SUPPLIED ENTRIES:
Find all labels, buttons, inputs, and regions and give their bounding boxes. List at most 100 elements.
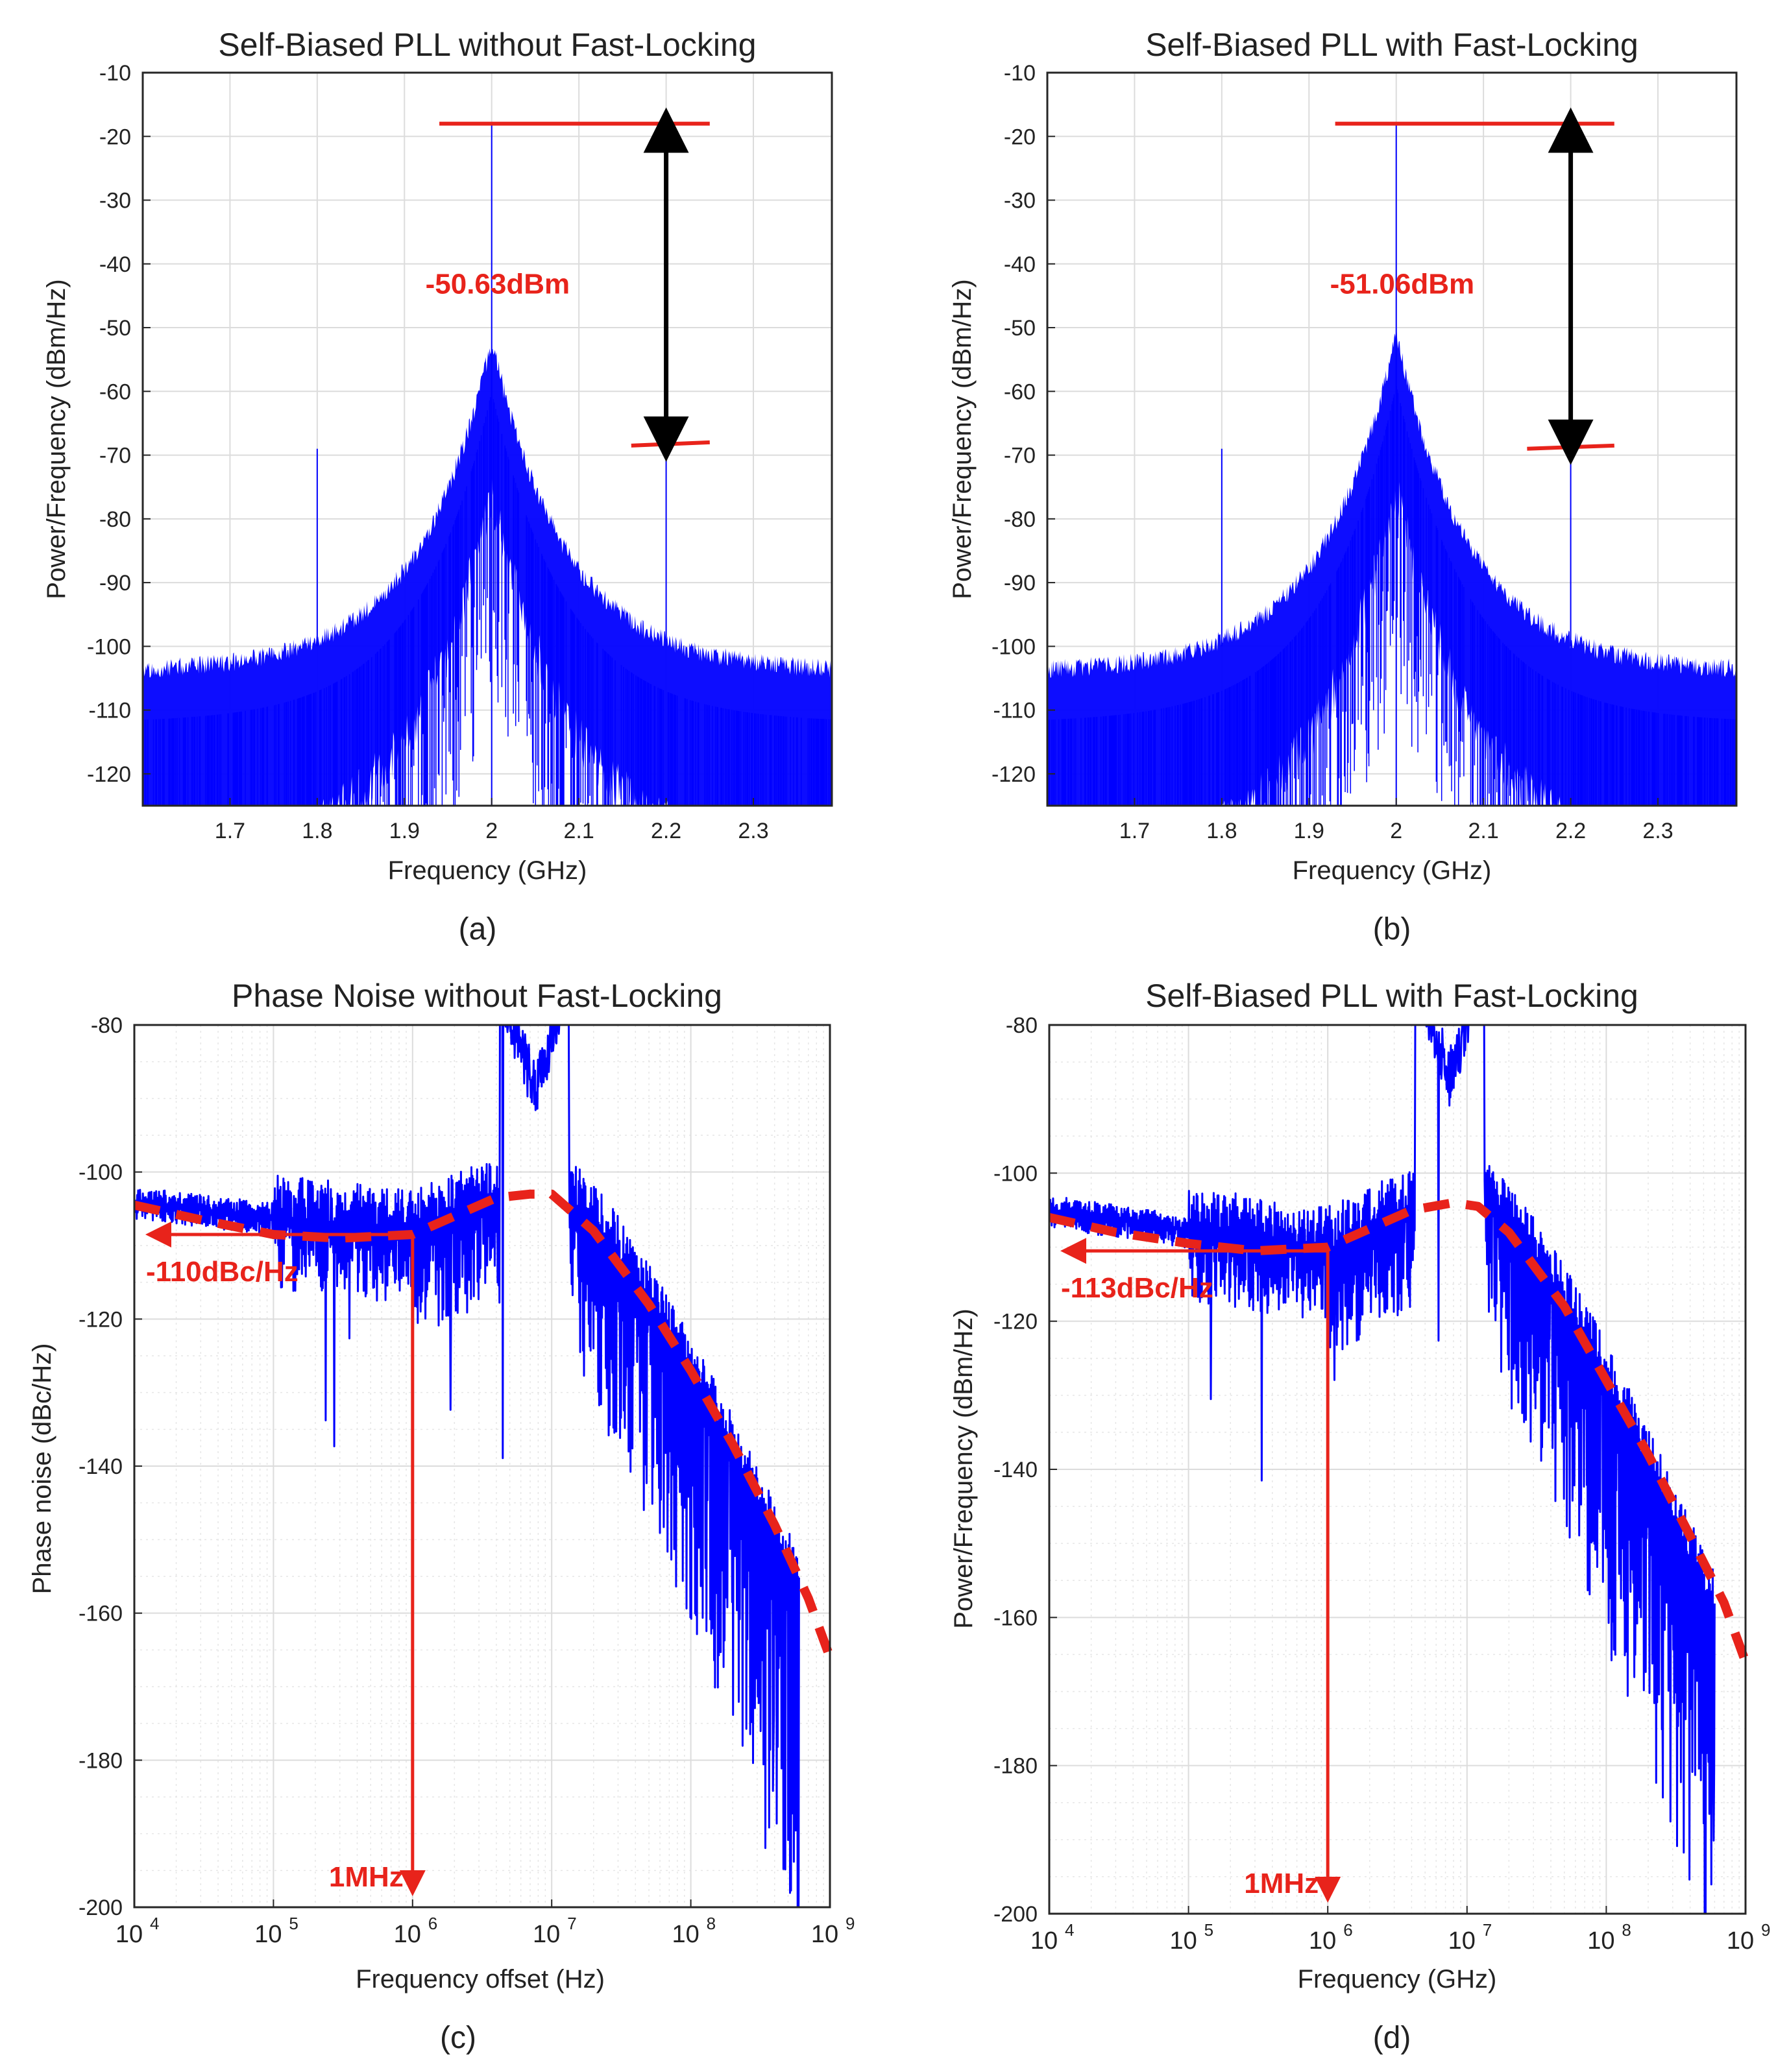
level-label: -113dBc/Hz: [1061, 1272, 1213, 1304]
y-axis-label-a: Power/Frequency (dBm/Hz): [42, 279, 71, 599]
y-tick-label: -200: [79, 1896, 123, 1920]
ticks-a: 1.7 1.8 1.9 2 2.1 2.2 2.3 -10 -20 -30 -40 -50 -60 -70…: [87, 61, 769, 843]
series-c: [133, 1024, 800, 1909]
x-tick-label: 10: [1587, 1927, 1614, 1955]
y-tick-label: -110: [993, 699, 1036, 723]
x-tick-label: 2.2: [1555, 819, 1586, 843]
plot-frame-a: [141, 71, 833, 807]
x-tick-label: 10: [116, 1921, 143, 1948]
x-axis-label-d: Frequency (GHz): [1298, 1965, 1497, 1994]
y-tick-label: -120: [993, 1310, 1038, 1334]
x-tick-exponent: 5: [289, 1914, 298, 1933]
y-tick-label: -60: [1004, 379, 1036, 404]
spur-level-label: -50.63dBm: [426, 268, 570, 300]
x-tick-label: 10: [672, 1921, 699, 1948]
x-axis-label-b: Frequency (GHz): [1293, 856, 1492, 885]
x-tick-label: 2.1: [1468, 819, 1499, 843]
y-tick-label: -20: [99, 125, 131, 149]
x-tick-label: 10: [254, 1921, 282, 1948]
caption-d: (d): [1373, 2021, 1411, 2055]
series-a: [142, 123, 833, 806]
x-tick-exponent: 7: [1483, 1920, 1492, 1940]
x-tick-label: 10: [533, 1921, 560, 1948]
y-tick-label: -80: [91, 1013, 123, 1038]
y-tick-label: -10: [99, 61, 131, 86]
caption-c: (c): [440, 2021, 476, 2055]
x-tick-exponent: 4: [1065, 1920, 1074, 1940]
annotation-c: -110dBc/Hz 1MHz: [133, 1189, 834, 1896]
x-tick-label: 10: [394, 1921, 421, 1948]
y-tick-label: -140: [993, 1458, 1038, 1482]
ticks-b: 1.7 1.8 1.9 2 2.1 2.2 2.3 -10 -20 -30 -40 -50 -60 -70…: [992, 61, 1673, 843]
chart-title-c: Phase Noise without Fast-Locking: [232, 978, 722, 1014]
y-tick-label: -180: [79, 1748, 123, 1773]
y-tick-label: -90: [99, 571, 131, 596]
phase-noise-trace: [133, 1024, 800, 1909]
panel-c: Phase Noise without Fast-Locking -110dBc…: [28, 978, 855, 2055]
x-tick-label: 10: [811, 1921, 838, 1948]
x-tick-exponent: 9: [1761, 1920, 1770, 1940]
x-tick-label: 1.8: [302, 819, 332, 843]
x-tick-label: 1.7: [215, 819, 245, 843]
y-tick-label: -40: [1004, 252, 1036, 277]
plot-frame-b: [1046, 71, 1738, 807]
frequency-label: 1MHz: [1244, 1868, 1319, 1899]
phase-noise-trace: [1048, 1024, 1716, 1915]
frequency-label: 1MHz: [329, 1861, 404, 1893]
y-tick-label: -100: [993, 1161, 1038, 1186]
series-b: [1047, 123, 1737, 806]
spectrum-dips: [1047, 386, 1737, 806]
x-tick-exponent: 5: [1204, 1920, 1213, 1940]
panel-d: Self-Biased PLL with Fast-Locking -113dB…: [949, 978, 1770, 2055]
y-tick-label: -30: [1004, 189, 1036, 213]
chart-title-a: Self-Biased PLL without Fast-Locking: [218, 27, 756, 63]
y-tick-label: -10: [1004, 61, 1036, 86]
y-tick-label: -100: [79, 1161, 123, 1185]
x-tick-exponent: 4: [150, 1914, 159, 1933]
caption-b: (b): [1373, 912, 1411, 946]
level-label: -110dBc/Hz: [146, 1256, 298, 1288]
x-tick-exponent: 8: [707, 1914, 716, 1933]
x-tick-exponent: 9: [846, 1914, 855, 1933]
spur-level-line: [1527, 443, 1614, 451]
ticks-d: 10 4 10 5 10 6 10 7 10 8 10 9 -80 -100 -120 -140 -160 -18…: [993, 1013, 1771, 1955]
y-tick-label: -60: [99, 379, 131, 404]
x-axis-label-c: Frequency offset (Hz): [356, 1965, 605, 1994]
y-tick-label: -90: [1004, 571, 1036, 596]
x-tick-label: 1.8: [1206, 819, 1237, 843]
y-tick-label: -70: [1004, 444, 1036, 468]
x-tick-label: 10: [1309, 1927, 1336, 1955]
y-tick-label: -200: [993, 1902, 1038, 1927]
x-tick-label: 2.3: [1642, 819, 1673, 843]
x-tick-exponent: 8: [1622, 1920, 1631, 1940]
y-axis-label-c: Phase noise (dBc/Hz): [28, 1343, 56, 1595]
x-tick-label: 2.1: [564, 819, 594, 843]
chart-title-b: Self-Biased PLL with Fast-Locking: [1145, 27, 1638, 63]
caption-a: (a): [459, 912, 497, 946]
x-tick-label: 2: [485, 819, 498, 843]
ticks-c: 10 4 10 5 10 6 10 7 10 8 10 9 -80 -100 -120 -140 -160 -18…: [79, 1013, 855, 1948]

TASK INSTRUCTIONS:
Reproduce every line of the items above verbatim, omitting the pictures.

EXERCISE RESULT:
Find all labels, buttons, inputs, and regions and give their bounding boxes. List at most 100 elements.
level-label: -113dBc/Hz: [1061, 1272, 1213, 1304]
y-axis-label-a: Power/Frequency (dBm/Hz): [42, 279, 71, 599]
y-tick-label: -200: [79, 1896, 123, 1920]
ticks-a: 1.7 1.8 1.9 2 2.1 2.2 2.3 -10 -20 -30 -40 -50 -60 -70…: [87, 61, 769, 843]
series-c: [133, 1024, 800, 1909]
x-tick-label: 10: [1587, 1927, 1614, 1955]
y-tick-label: -110: [993, 699, 1036, 723]
x-tick-label: 2.2: [1555, 819, 1586, 843]
plot-frame-a: [141, 71, 833, 807]
x-tick-label: 10: [116, 1921, 143, 1948]
x-axis-label-d: Frequency (GHz): [1298, 1965, 1497, 1994]
y-tick-label: -120: [993, 1310, 1038, 1334]
x-tick-exponent: 5: [289, 1914, 298, 1933]
y-tick-label: -60: [1004, 379, 1036, 404]
spur-level-label: -50.63dBm: [426, 268, 570, 300]
x-tick-label: 10: [672, 1921, 699, 1948]
x-axis-label-b: Frequency (GHz): [1293, 856, 1492, 885]
x-tick-label: 2.1: [1468, 819, 1499, 843]
y-tick-label: -20: [99, 125, 131, 149]
x-tick-label: 10: [254, 1921, 282, 1948]
caption-d: (d): [1373, 2021, 1411, 2055]
series-a: [142, 123, 833, 806]
x-tick-exponent: 7: [1483, 1920, 1492, 1940]
x-tick-label: 10: [533, 1921, 560, 1948]
y-tick-label: -80: [91, 1013, 123, 1038]
y-tick-label: -10: [99, 61, 131, 86]
caption-c: (c): [440, 2021, 476, 2055]
x-tick-exponent: 4: [1065, 1920, 1074, 1940]
annotation-c: -110dBc/Hz 1MHz: [133, 1189, 834, 1896]
x-tick-label: 10: [394, 1921, 421, 1948]
y-tick-label: -140: [993, 1458, 1038, 1482]
ticks-b: 1.7 1.8 1.9 2 2.1 2.2 2.3 -10 -20 -30 -40 -50 -60 -70…: [992, 61, 1673, 843]
chart-title-c: Phase Noise without Fast-Locking: [232, 978, 722, 1014]
y-tick-label: -180: [79, 1748, 123, 1773]
y-tick-label: -90: [99, 571, 131, 596]
phase-noise-trace: [133, 1024, 800, 1909]
panel-c: Phase Noise without Fast-Locking -110dBc…: [28, 978, 855, 2055]
x-tick-label: 10: [811, 1921, 838, 1948]
x-tick-exponent: 9: [1761, 1920, 1770, 1940]
x-tick-label: 1.8: [302, 819, 332, 843]
x-tick-label: 1.7: [215, 819, 245, 843]
y-tick-label: -40: [1004, 252, 1036, 277]
plot-frame-b: [1046, 71, 1738, 807]
frequency-label: 1MHz: [1244, 1868, 1319, 1899]
phase-noise-trace: [1048, 1024, 1716, 1915]
frequency-label: 1MHz: [329, 1861, 404, 1893]
y-tick-label: -100: [993, 1161, 1038, 1186]
series-b: [1047, 123, 1737, 806]
spectrum-dips: [1047, 386, 1737, 806]
x-tick-exponent: 5: [1204, 1920, 1213, 1940]
panel-d: Self-Biased PLL with Fast-Locking -113dB…: [949, 978, 1770, 2055]
y-tick-label: -30: [1004, 189, 1036, 213]
chart-title-a: Self-Biased PLL without Fast-Locking: [218, 27, 756, 63]
y-tick-label: -10: [1004, 61, 1036, 86]
y-tick-label: -100: [79, 1161, 123, 1185]
x-tick-exponent: 4: [150, 1914, 159, 1933]
caption-b: (b): [1373, 912, 1411, 946]
level-label: -110dBc/Hz: [146, 1256, 298, 1288]
x-tick-exponent: 8: [707, 1914, 716, 1933]
x-tick-exponent: 9: [846, 1914, 855, 1933]
spur-level-line: [1527, 443, 1614, 451]
ticks-d: 10 4 10 5 10 6 10 7 10 8 10 9 -80 -100 -120 -140 -160 -18…: [993, 1013, 1771, 1955]
y-tick-label: -60: [99, 379, 131, 404]
x-axis-label-c: Frequency offset (Hz): [356, 1965, 605, 1994]
y-tick-label: -90: [1004, 571, 1036, 596]
x-tick-label: 1.8: [1206, 819, 1237, 843]
y-tick-label: -70: [1004, 444, 1036, 468]
x-tick-label: 10: [1309, 1927, 1336, 1955]
y-tick-label: -200: [993, 1902, 1038, 1927]
x-tick-label: 2.3: [1642, 819, 1673, 843]
x-tick-exponent: 8: [1622, 1920, 1631, 1940]
y-axis-label-c: Phase noise (dBc/Hz): [28, 1343, 56, 1595]
x-tick-label: 2.1: [564, 819, 594, 843]
chart-title-b: Self-Biased PLL with Fast-Locking: [1145, 27, 1638, 63]
caption-a: (a): [459, 912, 497, 946]
x-tick-label: 2: [485, 819, 498, 843]
ticks-c: 10 4 10 5 10 6 10 7 10 8 10 9 -80 -100 -120 -140 -160 -18…: [79, 1013, 855, 1948]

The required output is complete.